■ **RECORDS SHOWN**
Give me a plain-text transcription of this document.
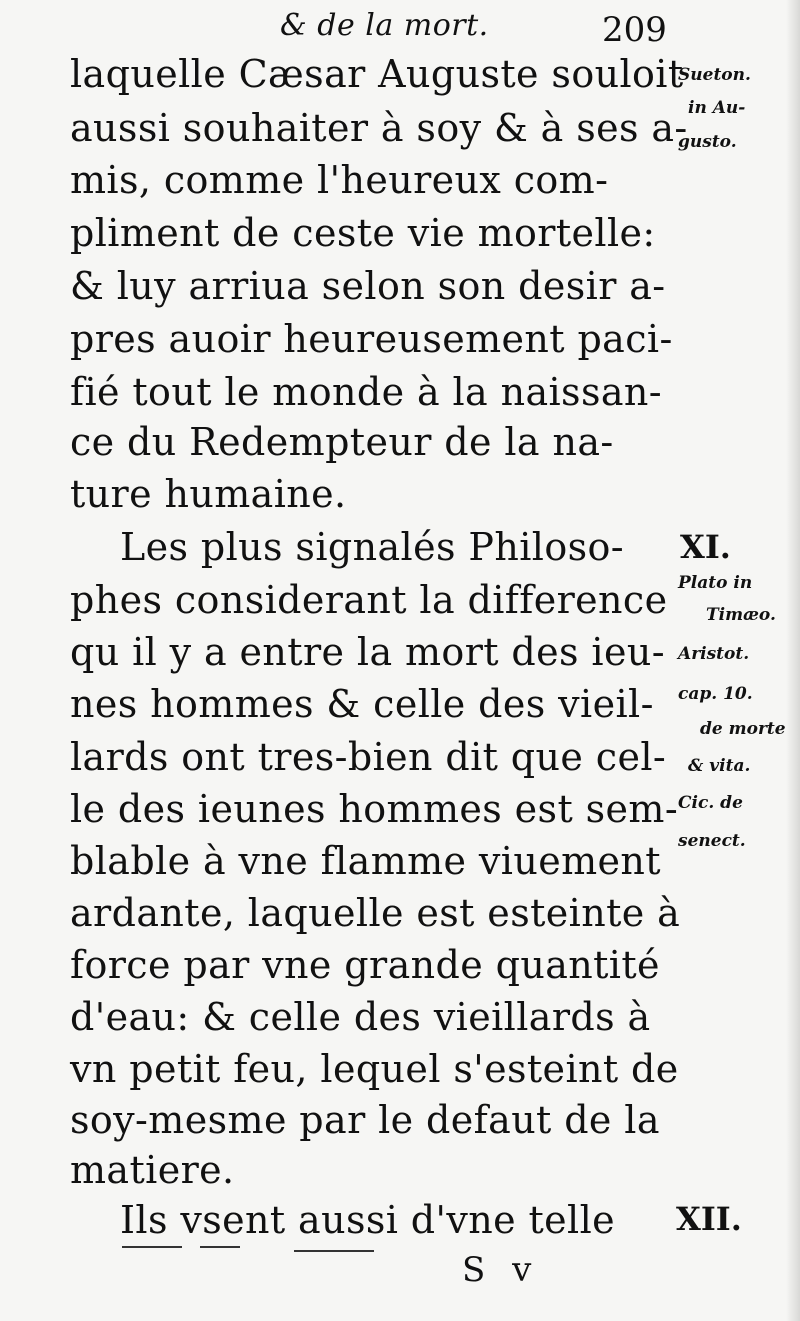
& de la mort.	209
laquelle Cæsar Auguste souloit
aussi souhaiter à soy & à ses a-
mis, comme l'heureux com-
pliment de ceste vie mortelle:
& luy arriua selon son desir a-
pres auoir heureusement paci-
fié tout le monde à la naissan-
ce du Redempteur de la na-
ture humaine.
Les plus signalés Philoso-
phes considerant la difference
qu il y a entre la mort des ieu-
nes hommes & celle des vieil-
lards ont tres-bien dit que cel-
le des ieunes hommes est sem-
blable à vne flamme viuement
ardante, laquelle est esteinte à
force par vne grande quantité
d'eau: & celle des vieillards à
vn petit feu, lequel s'esteint de
soy-mesme par le defaut de la
matiere.
Ils vsent aussi d'vne telle
Sueton.
in Au-
gusto.
XI.
Plato in
Timæo.
Aristot.
cap. 10.
de morte
& vita.
Cic. de
senect.
XII.
S v
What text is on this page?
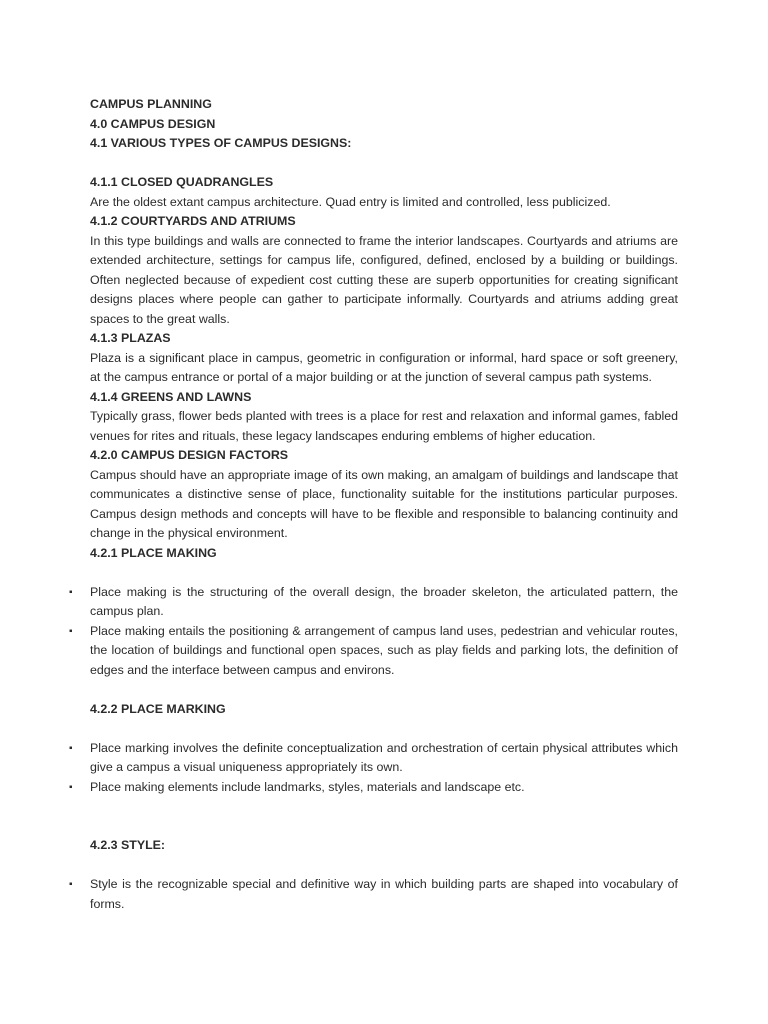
CAMPUS PLANNING
4.0 CAMPUS DESIGN
4.1 VARIOUS TYPES OF CAMPUS DESIGNS:
4.1.1 CLOSED QUADRANGLES
Are the oldest extant campus architecture. Quad entry is limited and controlled, less publicized.
4.1.2 COURTYARDS AND ATRIUMS
In this type buildings and walls are connected to frame the interior landscapes. Courtyards and atriums are extended architecture, settings for campus life, configured, defined, enclosed by a building or buildings. Often neglected because of expedient cost cutting these are superb opportunities for creating significant designs places where people can gather to participate informally. Courtyards and atriums adding great spaces to the great walls.
4.1.3 PLAZAS
Plaza is a significant place in campus, geometric in configuration or informal, hard space or soft greenery, at the campus entrance or portal of a major building or at the junction of several campus path systems.
4.1.4 GREENS AND LAWNS
Typically grass, flower beds planted with trees is a place for rest and relaxation and informal games, fabled venues for rites and rituals, these legacy landscapes enduring emblems of higher education.
4.2.0 CAMPUS DESIGN FACTORS
Campus should have an appropriate image of its own making, an amalgam of buildings and landscape that communicates a distinctive sense of place, functionality suitable for the institutions particular purposes. Campus design methods and concepts will have to be flexible and responsible to balancing continuity and change in the physical environment.
4.2.1 PLACE MAKING
▪ Place making is the structuring of the overall design, the broader skeleton, the articulated pattern, the campus plan.
▪ Place making entails the positioning & arrangement of campus land uses, pedestrian and vehicular routes, the location of buildings and functional open spaces, such as play fields and parking lots, the definition of edges and the interface between campus and environs.
4.2.2 PLACE MARKING
▪ Place marking involves the definite conceptualization and orchestration of certain physical attributes which give a campus a visual uniqueness appropriately its own.
▪ Place making elements include landmarks, styles, materials and landscape etc.
4.2.3 STYLE:
▪ Style is the recognizable special and definitive way in which building parts are shaped into vocabulary of forms.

■ **DO THIS**
Consider the entries above and return each line with the string "text".

■ **THE OUTPUT**
Give me a plain-text transcription of this document.
What text is on this page?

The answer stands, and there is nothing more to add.